*RECORD EXCERPTS:*
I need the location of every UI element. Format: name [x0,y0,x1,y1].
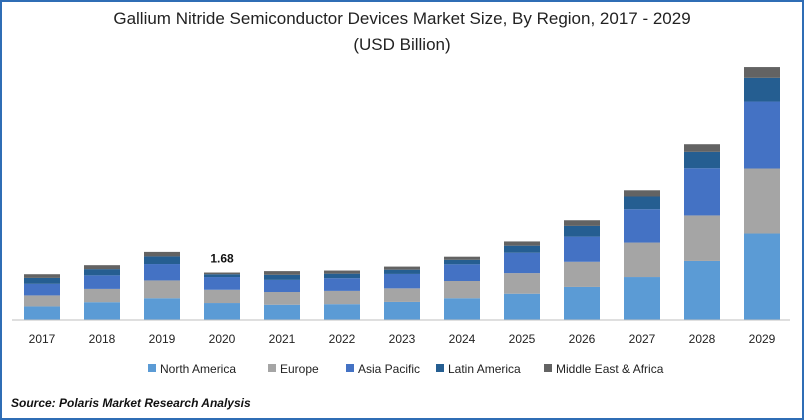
x-tick-label: 2029 [749,332,776,346]
bar-segment-2021-europe [264,292,300,305]
bar-segment-2027-north-america [624,277,660,320]
bar-segment-2023-north-america [384,301,420,320]
bar-segment-2028-middle-east-africa [684,144,720,152]
x-tick-label: 2019 [149,332,176,346]
bar-segment-2028-asia-pacific [684,168,720,216]
legend-label: Middle East & Africa [556,362,664,376]
bar-segment-2017-north-america [24,306,60,320]
chart-subtitle: (USD Billion) [353,35,451,54]
legend-swatch [436,364,444,372]
bar-segment-2017-latin-america [24,277,60,284]
bar-segment-2018-europe [84,288,120,303]
bar-segment-2023-middle-east-africa [384,266,420,270]
bar-segment-2024-asia-pacific [444,264,480,281]
bar-segment-2019-latin-america [144,256,180,265]
x-tick-label: 2027 [629,332,656,346]
bar-segment-2025-europe [504,273,540,294]
bar-segment-2025-middle-east-africa [504,241,540,246]
legend-swatch [268,364,276,372]
bar-segment-2017-europe [24,295,60,307]
x-tick-label: 2023 [389,332,416,346]
legend-label: Asia Pacific [358,362,420,376]
data-label: 1.68 [210,252,234,266]
legend-label: Europe [280,362,319,376]
bar-segment-2022-latin-america [324,273,360,279]
bar-segment-2017-asia-pacific [24,283,60,296]
x-tick-label: 2026 [569,332,596,346]
legend-label: North America [160,362,236,376]
bar-segment-2024-latin-america [444,259,480,265]
bar-segment-2019-asia-pacific [144,264,180,281]
bar-segment-2028-latin-america [684,151,720,169]
x-tick-label: 2025 [509,332,536,346]
bar-segment-2018-middle-east-africa [84,265,120,270]
bar-segment-2029-asia-pacific [744,101,780,169]
bar-segment-2029-middle-east-africa [744,67,780,78]
x-tick-label: 2021 [269,332,296,346]
bar-segment-2020-north-america [204,303,240,320]
x-tick-label: 2024 [449,332,476,346]
bar-segment-2026-europe [564,261,600,287]
bar-segment-2023-latin-america [384,269,420,274]
bar-segment-2022-europe [324,290,360,305]
bar-segment-2020-europe [204,289,240,304]
bar-segment-2022-north-america [324,304,360,320]
bar-segment-2019-north-america [144,298,180,320]
bar-segment-2029-latin-america [744,77,780,102]
legend-label: Latin America [448,362,521,376]
legend-swatch [148,364,156,372]
bar-segment-2025-asia-pacific [504,252,540,274]
bar-segment-2028-north-america [684,260,720,320]
bar-segment-2024-middle-east-africa [444,256,480,260]
bar-segment-2021-middle-east-africa [264,271,300,275]
bar-segment-2018-asia-pacific [84,275,120,289]
bar-segment-2029-europe [744,168,780,234]
bar-segment-2026-middle-east-africa [564,220,600,226]
bar-segment-2021-asia-pacific [264,279,300,293]
bar-segment-2024-north-america [444,298,480,320]
bar-segment-2027-latin-america [624,196,660,210]
bar-segment-2017-middle-east-africa [24,274,60,278]
bar-segment-2020-latin-america [204,274,240,278]
bar-segment-2020-asia-pacific [204,277,240,290]
x-tick-label: 2020 [209,332,236,346]
bar-segment-2026-north-america [564,286,600,320]
x-tick-label: 2028 [689,332,716,346]
bar-segment-2022-asia-pacific [324,278,360,291]
bar-segment-2021-latin-america [264,274,300,280]
bar-segment-2027-europe [624,242,660,278]
bar-segment-2018-north-america [84,302,120,320]
legend-swatch [346,364,354,372]
bar-segment-2029-north-america [744,233,780,320]
bar-segment-2024-europe [444,281,480,299]
x-tick-label: 2017 [29,332,56,346]
x-tick-label: 2022 [329,332,356,346]
bar-segment-2023-asia-pacific [384,273,420,289]
bar-segment-2027-asia-pacific [624,209,660,243]
bar-segment-2021-north-america [264,304,300,320]
x-tick-label: 2018 [89,332,116,346]
bar-segment-2025-north-america [504,293,540,320]
bar-segment-2022-middle-east-africa [324,270,360,274]
bar-segment-2019-middle-east-africa [144,251,180,257]
bar-segment-2026-latin-america [564,225,600,237]
source-note: Source: Polaris Market Research Analysis [11,396,251,410]
legend-swatch [544,364,552,372]
bar-segment-2025-latin-america [504,245,540,253]
chart-title: Gallium Nitride Semiconductor Devices Ma… [113,9,691,28]
bar-segment-2027-middle-east-africa [624,190,660,197]
bar-segment-2026-asia-pacific [564,236,600,262]
bar-segment-2023-europe [384,288,420,302]
bar-segment-2020-middle-east-africa [204,272,240,275]
bar-segment-2018-latin-america [84,269,120,276]
bar-segment-2019-europe [144,280,180,299]
bar-segment-2028-europe [684,215,720,261]
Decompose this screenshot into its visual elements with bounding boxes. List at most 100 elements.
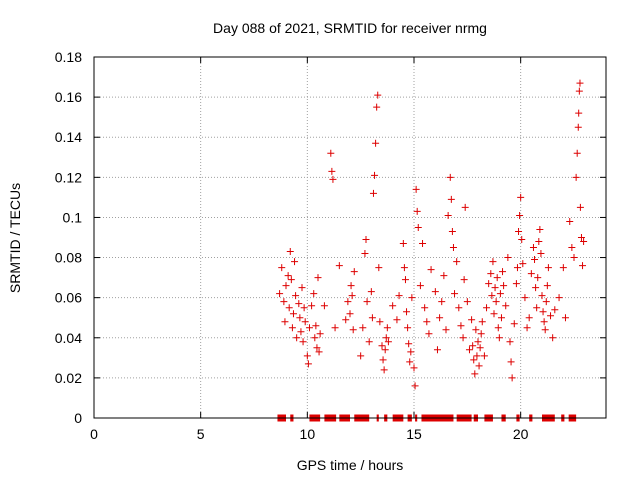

*PROBLEM REQUIREMENTS:* Output, as a numbered list with blank lines omitted, the lines from the one containing "x-tick-label: 2029 [749,332,776,346]" through the one containing "bar-segment-2018-europe [84,288,120,303]", both included.

*FINAL RESULT:*
1. x-tick-label: 2029 [749,332,776,346]
2. bar-segment-2021-europe [264,292,300,305]
3. bar-segment-2027-north-america [624,277,660,320]
4. bar-segment-2023-north-america [384,301,420,320]
5. bar-segment-2028-middle-east-africa [684,144,720,152]
6. x-tick-label: 2019 [149,332,176,346]
7. bar-segment-2028-asia-pacific [684,168,720,216]
8. legend-label: Middle East & Africa [556,362,664,376]
9. bar-segment-2017-north-america [24,306,60,320]
10. chart-subtitle: (USD Billion) [353,35,451,54]
11. legend-swatch [436,364,444,372]
12. bar-segment-2017-latin-america [24,277,60,284]
13. bar-segment-2018-europe [84,288,120,303]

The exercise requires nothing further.